Task brief
Filter for the word "name" and keep each matching line.
Record extracts start
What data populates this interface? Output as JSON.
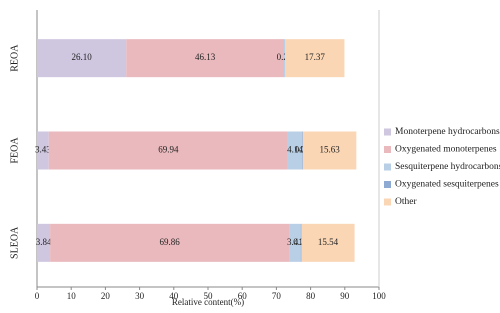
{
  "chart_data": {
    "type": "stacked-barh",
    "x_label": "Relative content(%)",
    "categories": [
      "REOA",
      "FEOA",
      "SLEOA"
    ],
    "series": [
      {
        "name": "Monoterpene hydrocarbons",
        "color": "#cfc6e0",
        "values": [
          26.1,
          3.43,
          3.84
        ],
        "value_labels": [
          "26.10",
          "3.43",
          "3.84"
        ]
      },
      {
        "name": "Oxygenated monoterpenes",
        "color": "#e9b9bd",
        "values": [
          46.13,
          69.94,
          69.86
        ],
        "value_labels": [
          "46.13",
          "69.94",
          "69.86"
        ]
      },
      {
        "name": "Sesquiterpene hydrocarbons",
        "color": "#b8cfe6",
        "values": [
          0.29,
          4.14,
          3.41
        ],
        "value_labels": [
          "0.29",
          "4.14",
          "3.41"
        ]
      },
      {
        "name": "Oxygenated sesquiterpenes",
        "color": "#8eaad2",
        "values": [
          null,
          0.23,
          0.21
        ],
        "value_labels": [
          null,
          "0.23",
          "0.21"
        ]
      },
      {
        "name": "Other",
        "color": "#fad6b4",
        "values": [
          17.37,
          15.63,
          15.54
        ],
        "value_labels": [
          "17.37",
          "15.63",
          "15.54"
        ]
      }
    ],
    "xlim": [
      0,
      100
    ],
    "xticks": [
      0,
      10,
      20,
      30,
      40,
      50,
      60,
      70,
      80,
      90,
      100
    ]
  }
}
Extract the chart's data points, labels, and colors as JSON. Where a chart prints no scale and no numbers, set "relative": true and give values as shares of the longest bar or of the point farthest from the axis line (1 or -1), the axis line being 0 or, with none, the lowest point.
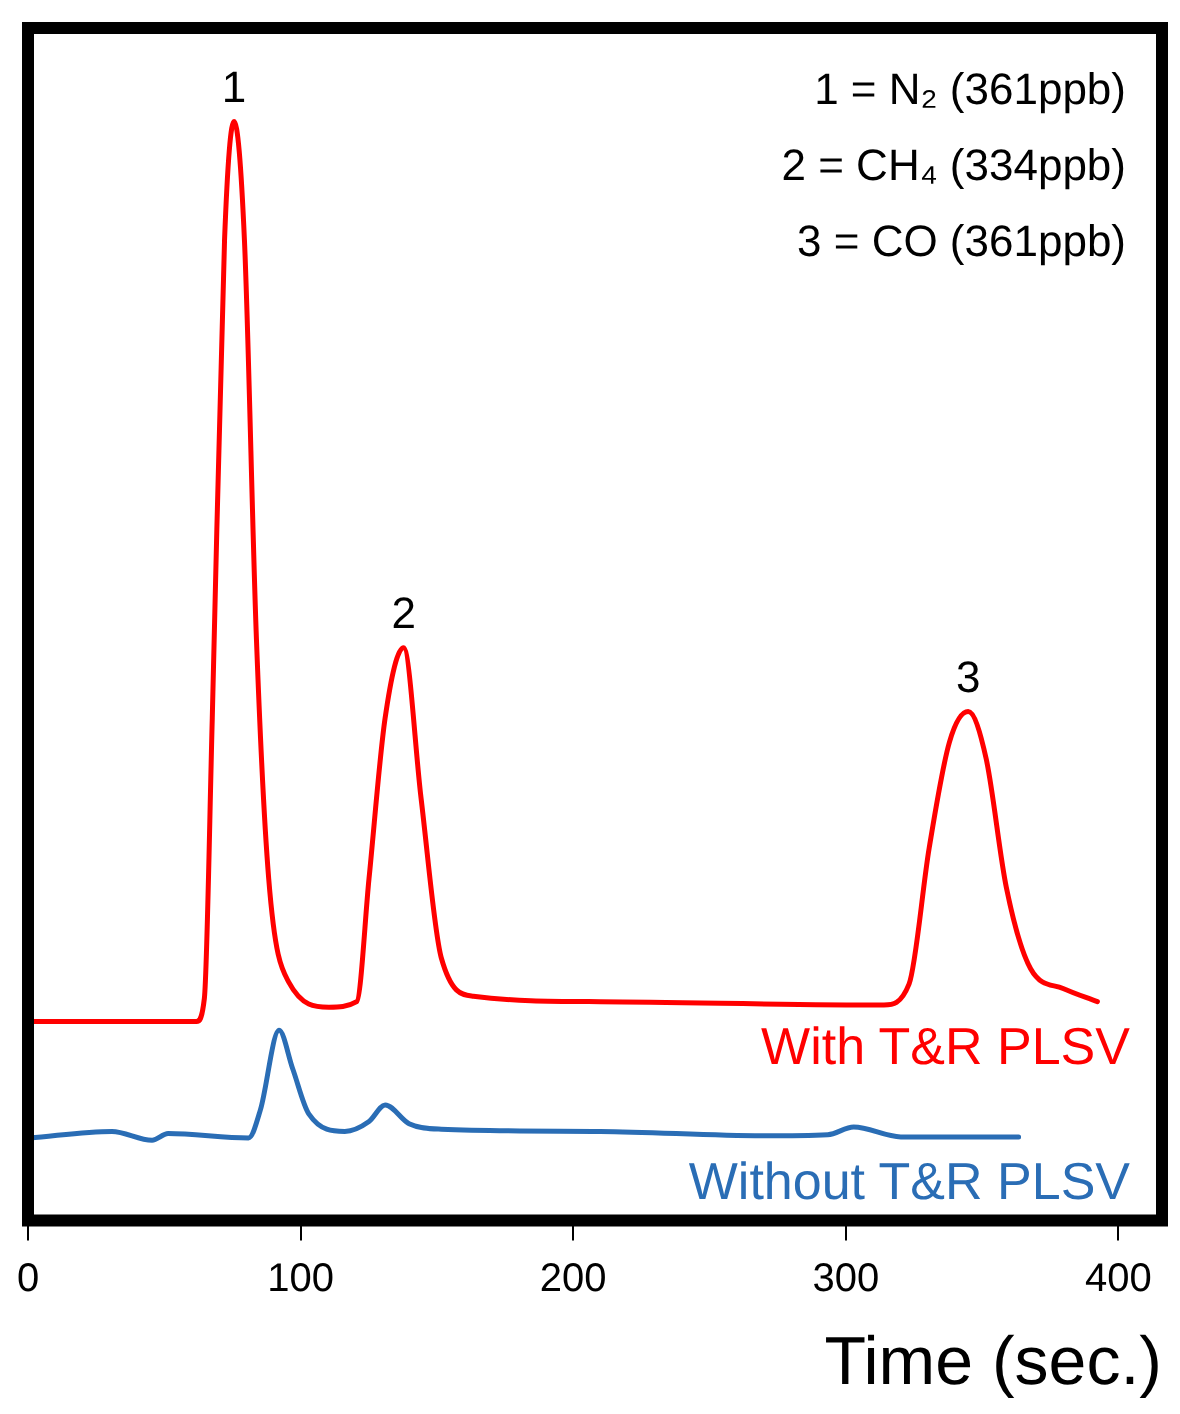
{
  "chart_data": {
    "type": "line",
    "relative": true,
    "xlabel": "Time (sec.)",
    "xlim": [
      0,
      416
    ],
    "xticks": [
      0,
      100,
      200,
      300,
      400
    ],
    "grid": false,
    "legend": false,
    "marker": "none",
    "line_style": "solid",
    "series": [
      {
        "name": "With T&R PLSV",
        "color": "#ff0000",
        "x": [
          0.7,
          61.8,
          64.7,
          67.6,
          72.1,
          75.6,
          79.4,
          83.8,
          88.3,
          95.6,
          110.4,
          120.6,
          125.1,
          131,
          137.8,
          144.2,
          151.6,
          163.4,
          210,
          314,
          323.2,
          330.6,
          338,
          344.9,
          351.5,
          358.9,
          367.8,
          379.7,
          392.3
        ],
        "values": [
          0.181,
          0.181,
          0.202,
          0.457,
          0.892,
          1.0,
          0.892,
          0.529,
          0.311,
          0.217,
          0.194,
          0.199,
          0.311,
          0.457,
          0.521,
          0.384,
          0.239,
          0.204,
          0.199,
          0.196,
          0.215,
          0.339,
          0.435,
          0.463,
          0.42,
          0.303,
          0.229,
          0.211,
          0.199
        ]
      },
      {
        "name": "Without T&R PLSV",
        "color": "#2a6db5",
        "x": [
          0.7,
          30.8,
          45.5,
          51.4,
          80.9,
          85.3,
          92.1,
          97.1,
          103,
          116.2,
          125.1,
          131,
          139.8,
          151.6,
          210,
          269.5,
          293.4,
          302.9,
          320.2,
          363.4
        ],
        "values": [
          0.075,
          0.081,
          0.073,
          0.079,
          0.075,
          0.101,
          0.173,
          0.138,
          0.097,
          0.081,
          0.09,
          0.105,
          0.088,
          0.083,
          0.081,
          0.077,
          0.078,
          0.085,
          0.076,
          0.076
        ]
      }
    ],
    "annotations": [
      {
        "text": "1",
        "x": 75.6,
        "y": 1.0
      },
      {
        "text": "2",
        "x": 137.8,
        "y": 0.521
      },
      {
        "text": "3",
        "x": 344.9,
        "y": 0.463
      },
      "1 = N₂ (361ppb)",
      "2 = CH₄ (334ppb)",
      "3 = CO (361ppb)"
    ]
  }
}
Record extracts end
Final result
        "name": "Monoterpene hydrocarbons",
        "name": "Oxygenated monoterpenes",
        "name": "Sesquiterpene hydrocarbons",
        "name": "Oxygenated sesquiterpenes",
        "name": "Other",
        "name": "With T&R PLSV",
        "name": "Without T&R PLSV",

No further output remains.